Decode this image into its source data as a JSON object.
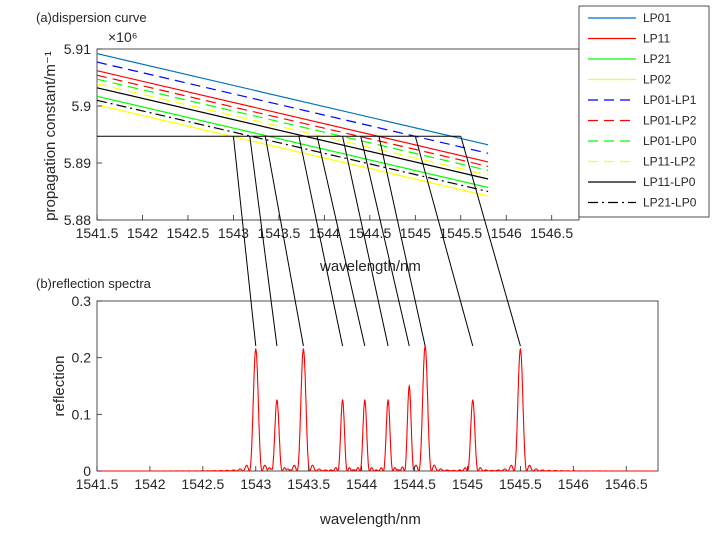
{
  "colors": {
    "LP01": "#0072BD",
    "LP11": "#FF0000",
    "LP21": "#00FF00",
    "LP02": "#FFFF00",
    "LP01-LP1": "#0000FF",
    "LP01-LP2": "#FF0000",
    "LP01-LP0": "#00FF00",
    "LP11-LP2": "#FFFF00",
    "LP11-LP0": "#000000",
    "LP21-LP0": "#000000",
    "reflection": "#FF0000",
    "connector": "#000000"
  },
  "chart_data": [
    {
      "id": "a",
      "type": "line",
      "title": "(a)dispersion curve",
      "xlabel": "wavelength/nm",
      "ylabel": "propagation constant/m⁻¹",
      "y_exponent": "×10⁶",
      "xlim": [
        1541.5,
        1546.8
      ],
      "ylim": [
        5.88,
        5.91
      ],
      "xticks": [
        "1541.5",
        "1542",
        "1542.5",
        "1543",
        "1543.5",
        "1544",
        "1544.5",
        "1545",
        "1545.5",
        "1546",
        "1546.5"
      ],
      "xtick_values": [
        1541.5,
        1542,
        1542.5,
        1543,
        1543.5,
        1544,
        1544.5,
        1545,
        1545.5,
        1546,
        1546.5
      ],
      "yticks": [
        "5.88",
        "5.89",
        "5.9",
        "5.91"
      ],
      "ytick_values": [
        5.88,
        5.89,
        5.9,
        5.91
      ],
      "grid": false,
      "legend_position": "top-right",
      "series": [
        {
          "name": "LP01",
          "style": "solid",
          "x": [
            1541.5,
            1545.8
          ],
          "y": [
            5.9092,
            5.8932
          ]
        },
        {
          "name": "LP11",
          "style": "solid",
          "x": [
            1541.5,
            1545.8
          ],
          "y": [
            5.9062,
            5.8902
          ]
        },
        {
          "name": "LP21",
          "style": "solid",
          "x": [
            1541.5,
            1545.8
          ],
          "y": [
            5.9017,
            5.8857
          ]
        },
        {
          "name": "LP02",
          "style": "solid",
          "x": [
            1541.5,
            1545.8
          ],
          "y": [
            5.9002,
            5.8842
          ]
        },
        {
          "name": "LP01-LP1",
          "style": "dashed",
          "x": [
            1541.5,
            1545.8
          ],
          "y": [
            5.9077,
            5.8917
          ]
        },
        {
          "name": "LP01-LP2",
          "style": "dashed",
          "x": [
            1541.5,
            1545.8
          ],
          "y": [
            5.9054,
            5.8894
          ]
        },
        {
          "name": "LP01-LP0",
          "style": "dashed",
          "x": [
            1541.5,
            1545.8
          ],
          "y": [
            5.9047,
            5.8887
          ]
        },
        {
          "name": "LP11-LP2",
          "style": "dashed",
          "x": [
            1541.5,
            1545.8
          ],
          "y": [
            5.9039,
            5.8879
          ]
        },
        {
          "name": "LP11-LP0",
          "style": "solid",
          "x": [
            1541.5,
            1545.8
          ],
          "y": [
            5.9032,
            5.8872
          ]
        },
        {
          "name": "LP21-LP0",
          "style": "dashdot",
          "x": [
            1541.5,
            1545.8
          ],
          "y": [
            5.901,
            5.885
          ]
        }
      ],
      "horizontal_line": {
        "y": 5.8947,
        "x_from": 1541.5,
        "x_to": 1545.5
      }
    },
    {
      "id": "b",
      "type": "line",
      "title": "(b)reflection spectra",
      "xlabel": "wavelength/nm",
      "ylabel": "reflection",
      "xlim": [
        1541.5,
        1546.8
      ],
      "ylim": [
        0,
        0.3
      ],
      "xticks": [
        "1541.5",
        "1542",
        "1542.5",
        "1543",
        "1543.5",
        "1544",
        "1544.5",
        "1545",
        "1545.5",
        "1546",
        "1546.5"
      ],
      "xtick_values": [
        1541.5,
        1542,
        1542.5,
        1543,
        1543.5,
        1544,
        1544.5,
        1545,
        1545.5,
        1546,
        1546.5
      ],
      "yticks": [
        "0",
        "0.1",
        "0.2",
        "0.3"
      ],
      "ytick_values": [
        0,
        0.1,
        0.2,
        0.3
      ],
      "grid": false,
      "peaks": [
        {
          "x": 1543.0,
          "y": 0.215,
          "w": 0.06
        },
        {
          "x": 1543.2,
          "y": 0.125,
          "w": 0.05
        },
        {
          "x": 1543.45,
          "y": 0.215,
          "w": 0.06
        },
        {
          "x": 1543.82,
          "y": 0.125,
          "w": 0.045
        },
        {
          "x": 1544.03,
          "y": 0.125,
          "w": 0.045
        },
        {
          "x": 1544.25,
          "y": 0.125,
          "w": 0.045
        },
        {
          "x": 1544.45,
          "y": 0.15,
          "w": 0.045
        },
        {
          "x": 1544.6,
          "y": 0.22,
          "w": 0.06
        },
        {
          "x": 1545.05,
          "y": 0.125,
          "w": 0.05
        },
        {
          "x": 1545.5,
          "y": 0.215,
          "w": 0.06
        }
      ]
    }
  ],
  "connectors": [
    {
      "x_top": 1543.0,
      "x_bottom": 1543.0
    },
    {
      "x_top": 1543.18,
      "x_bottom": 1543.2
    },
    {
      "x_top": 1543.35,
      "x_bottom": 1543.45
    },
    {
      "x_top": 1543.72,
      "x_bottom": 1543.82
    },
    {
      "x_top": 1543.92,
      "x_bottom": 1544.03
    },
    {
      "x_top": 1544.2,
      "x_bottom": 1544.25
    },
    {
      "x_top": 1544.4,
      "x_bottom": 1544.45
    },
    {
      "x_top": 1544.6,
      "x_bottom": 1544.6
    },
    {
      "x_top": 1545.0,
      "x_bottom": 1545.05
    },
    {
      "x_top": 1545.5,
      "x_bottom": 1545.5
    }
  ]
}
----
From the data, collect all lines where the string "ylabel" appears.

      "ylabel": "propagation constant/m⁻¹",
      "ylabel": "reflection",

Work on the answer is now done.